▸ Written problem
Look through the listing below and report how many lines contain "count", as a bare number.

─── Data to use ───

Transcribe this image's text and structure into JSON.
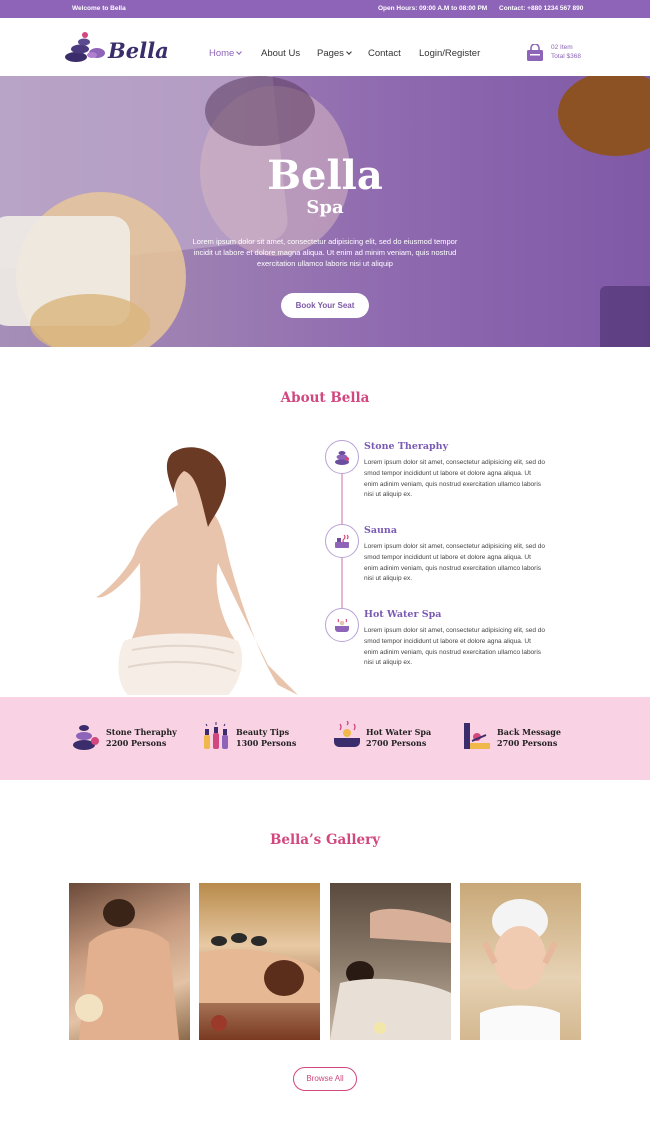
{
  "topbar": {
    "welcome": "Welcome to Bella",
    "hours": "Open Hours: 09:00 A.M to 08:00 PM",
    "contact": "Contact: +880 1234 567 890"
  },
  "header": {
    "logo_text": "Bella",
    "nav": [
      {
        "label": "Home",
        "dropdown": true,
        "active": true
      },
      {
        "label": "About Us",
        "dropdown": false,
        "active": false
      },
      {
        "label": "Pages",
        "dropdown": true,
        "active": false
      },
      {
        "label": "Contact",
        "dropdown": false,
        "active": false
      },
      {
        "label": "Login/Register",
        "dropdown": false,
        "active": false
      }
    ],
    "cart": {
      "items": "02 Item",
      "total": "Total $368",
      "icon": "shopping-bag-icon"
    }
  },
  "hero": {
    "title": "Bella",
    "subtitle": "Spa",
    "text": "Lorem ipsum dolor sit amet, consectetur adipisicing elit, sed do eiusmod tempor incidit ut labore et dolore magna aliqua. Ut enim ad minim veniam, quis nostrud exercitation ullamco laboris nisi ut aliquip",
    "button": "Book Your Seat"
  },
  "about": {
    "title": "About Bella",
    "items": [
      {
        "title": "Stone Theraphy",
        "icon": "stones-icon",
        "text": "Lorem ipsum dolor sit amet, consectetur adipisicing elit, sed do smod tempor incididunt ut labore et dolore agna aliqua. Ut enim adinim veniam, quis nostrud exercitation ullamco laboris nisi ut aliquip ex."
      },
      {
        "title": "Sauna",
        "icon": "sauna-icon",
        "text": "Lorem ipsum dolor sit amet, consectetur adipisicing elit, sed do smod tempor incididunt ut labore et dolore agna aliqua. Ut enim adinim veniam, quis nostrud exercitation ullamco laboris nisi ut aliquip ex."
      },
      {
        "title": "Hot Water Spa",
        "icon": "hot-water-spa-icon",
        "text": "Lorem ipsum dolor sit amet, consectetur adipisicing elit, sed do smod tempor incididunt ut labore et dolore agna aliqua. Ut enim adinim veniam, quis nostrud exercitation ullamco laboris nisi ut aliquip ex."
      }
    ]
  },
  "stats": [
    {
      "title": "Stone Theraphy",
      "count": "2200 Persons",
      "icon": "stones-icon"
    },
    {
      "title": "Beauty Tips",
      "count": "1300 Persons",
      "icon": "nail-polish-icon"
    },
    {
      "title": "Hot Water Spa",
      "count": "2700 Persons",
      "icon": "hot-water-spa-icon"
    },
    {
      "title": "Back Message",
      "count": "2700 Persons",
      "icon": "massage-table-icon"
    }
  ],
  "gallery": {
    "title": "Bella’s Gallery",
    "button": "Browse All"
  },
  "colors": {
    "primary": "#8d64b8",
    "accent": "#d1477e",
    "pink_band": "#f9d2e4",
    "dark": "#3b2d6b"
  }
}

───

▸ Result for this task
4